→ **SELECTED PASSAGE**:

Baxter January 28, 2013 at 06:48 PM
Many moons ago my spouse and I rented a condominium in Marin City for a few years. It had a beautiful view, close to S.F. The "diverse" culture of the area didn't bother me. The rent was similar to other apartments and condos in Sausalito and Mill Valley. When my spouse asked the owner of our rental if she would be willing to sell to us, she said she could not because of the affordable housing law. Turns out several "low-income" owners of the condos in this development were renting out their units to yuppies for a substantial amount of money. It was all done very secretively. Makes you wonder how often this still happens, and if so, what are the repercussions of low-income owners sub-letting under the table; that is if you are caught. To Bob Silvestri: Where can I purchase your book? I don't want to go through Amazon or any other online outlet, if possible. Thanks for your valuable fact-based knowledge.
Trish Boorstein January 28, 2013 at 06:57 PM
Baxter, makes you wonder who actually buys these units, doesn't it? So who are we really building all this affordable housing for if owners can get away with renting at market rate?
Bob Silvestri January 28, 2013 at 07:05 PM
The only store currently stocking my book is the Depot Bookstore in Mill Valley. Book Passage refused to carry it because it was self published. If you know of a local bookstore in Novato that might want to offer it, please let me know and I'll contact them. Thanks for asking.
A.M. Barnard January 28, 2013 at 07:14 PM
I fear a case of whiplash, the grenades-turned-to-smokescreens are flying in such different directions. Initially, the NIMBY cry was "illegals! minorities! criminals!" Now, we are to fear that the developers will house yuppies? Certainly makes it hard for the "illegals! minorities! criminals!" cries to continue. It matters not; we have a moral obligation, as caring and compassionate human beings, to welcome those in need. To the extent that land exists for such housing, we must make good use of it.
Baxter January 28, 2013 at 07:29 PM
Bob - Turns out the only book store in Novato that I know of is for used or new "donated" books called The Book Place. All this talk about affordable housing....what I would really like to see in Novato is a really nice book store. My cousin in Oregon manages one of the Powell's Bookstores and their stores are extremely successful. Guess I'll make a trip to Mill Valley....Thanks.

→ **EXCERPTED RECORDS**:
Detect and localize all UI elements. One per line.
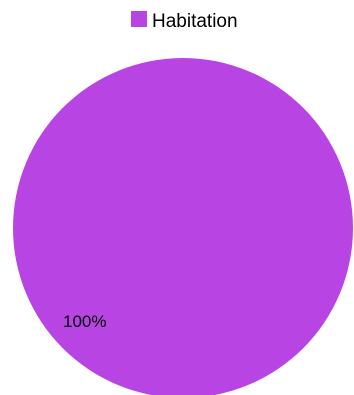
data-label-habitation: 100% — [63, 312, 106, 331]
legend: Habitation — [131, 11, 238, 32]
legend-swatch-habitation — [131, 11, 147, 27]
pie-slice-habitation — [13, 58, 353, 395]
pie-slices — [13, 58, 353, 395]
pie-data-labels: 100% — [63, 312, 106, 331]
legend-label-habitation: Habitation — [152, 11, 238, 32]
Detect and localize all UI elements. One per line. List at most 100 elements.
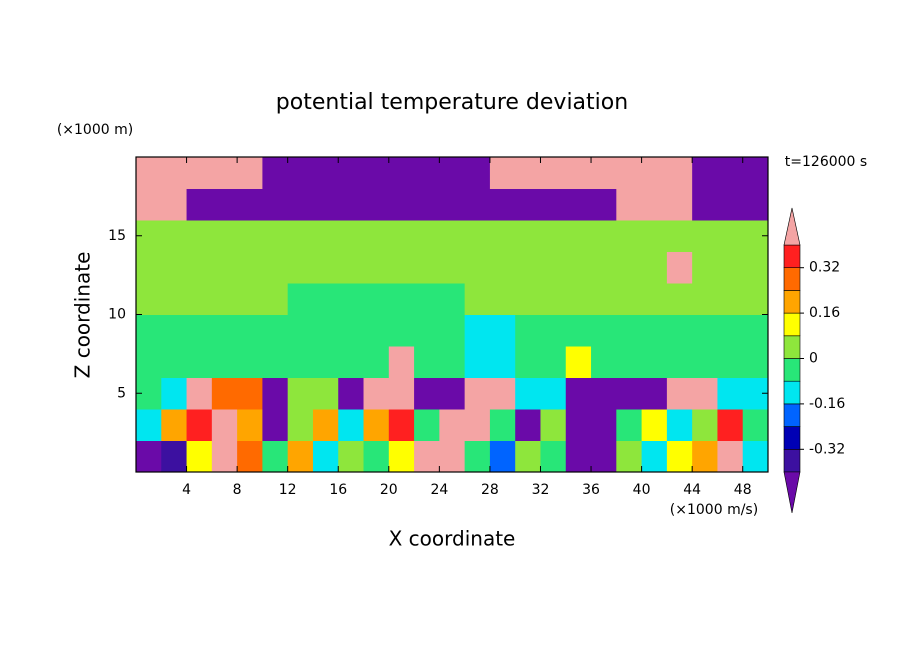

→ **EXERCISE TASKS**:
1. In the comment thread, which store is the only one currently stocking Bob Silvestri's book?
2. Reproduce word for word the part of the comment thread starting with "Trish Boorstein January" and going on through "at market rate?".

→ **FINAL ANSWERS**:
1. The Depot Bookstore in Mill Valley.

2.
Trish Boorstein January 28, 2013 at 06:57 PM
Baxter, makes you wonder who actually buys these units, doesn't it? So who are we really building all this affordable housing for if owners can get away with renting at market rate?